Your objective
With the pictures omitted, write out the entries that follow exactly as they stand.

[Collected data entries]
━━━━━━━━━━━━━━━━
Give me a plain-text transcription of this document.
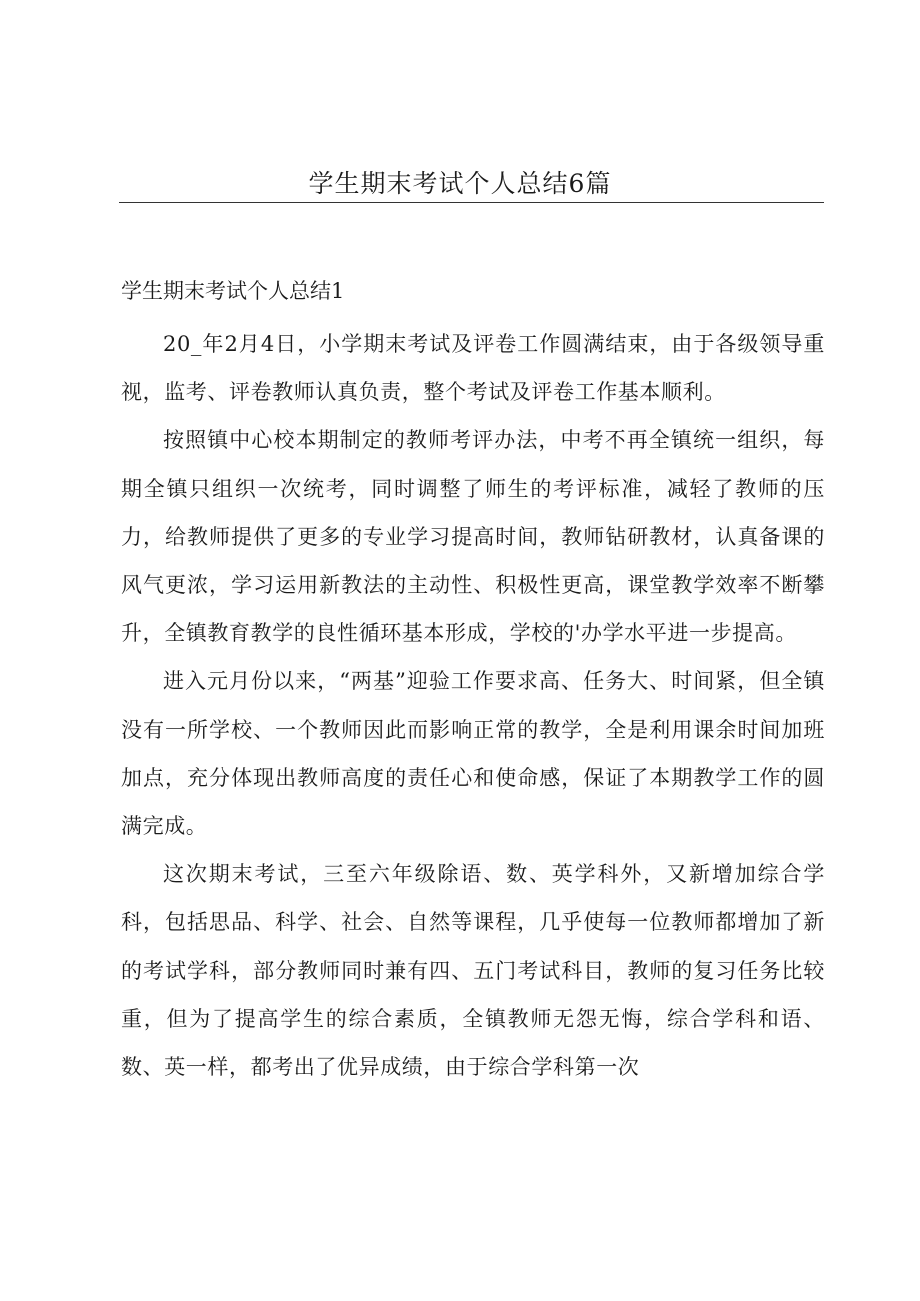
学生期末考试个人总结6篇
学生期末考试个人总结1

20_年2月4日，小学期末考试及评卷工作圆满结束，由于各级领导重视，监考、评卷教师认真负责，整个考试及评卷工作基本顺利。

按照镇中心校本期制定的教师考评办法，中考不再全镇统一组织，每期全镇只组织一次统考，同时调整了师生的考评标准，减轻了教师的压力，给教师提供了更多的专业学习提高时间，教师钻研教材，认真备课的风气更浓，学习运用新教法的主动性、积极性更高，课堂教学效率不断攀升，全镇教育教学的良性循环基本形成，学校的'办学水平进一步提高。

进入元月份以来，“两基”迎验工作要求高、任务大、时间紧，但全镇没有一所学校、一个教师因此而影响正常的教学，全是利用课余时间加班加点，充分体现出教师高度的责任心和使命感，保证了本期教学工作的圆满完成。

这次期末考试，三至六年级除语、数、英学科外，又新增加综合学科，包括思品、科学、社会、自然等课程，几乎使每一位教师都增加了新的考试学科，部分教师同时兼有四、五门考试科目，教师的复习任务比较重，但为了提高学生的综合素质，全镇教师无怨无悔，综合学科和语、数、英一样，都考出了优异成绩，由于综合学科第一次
━━━━━━━━━━━━━━━━
Answer for the task
Give me a plain-text transcription of this document.
学生期末考试个人总结6篇
学生期末考试个人总结1

20_年2月4日，小学期末考试及评卷工作圆满结束，由于各级领导重视，监考、评卷教师认真负责，整个考试及评卷工作基本顺利。

按照镇中心校本期制定的教师考评办法，中考不再全镇统一组织，每期全镇只组织一次统考，同时调整了师生的考评标准，减轻了教师的压力，给教师提供了更多的专业学习提高时间，教师钻研教材，认真备课的风气更浓，学习运用新教法的主动性、积极性更高，课堂教学效率不断攀升，全镇教育教学的良性循环基本形成，学校的'办学水平进一步提高。

进入元月份以来，“两基”迎验工作要求高、任务大、时间紧，但全镇没有一所学校、一个教师因此而影响正常的教学，全是利用课余时间加班加点，充分体现出教师高度的责任心和使命感，保证了本期教学工作的圆满完成。

这次期末考试，三至六年级除语、数、英学科外，又新增加综合学科，包括思品、科学、社会、自然等课程，几乎使每一位教师都增加了新的考试学科，部分教师同时兼有四、五门考试科目，教师的复习任务比较重，但为了提高学生的综合素质，全镇教师无怨无悔，综合学科和语、数、英一样，都考出了优异成绩，由于综合学科第一次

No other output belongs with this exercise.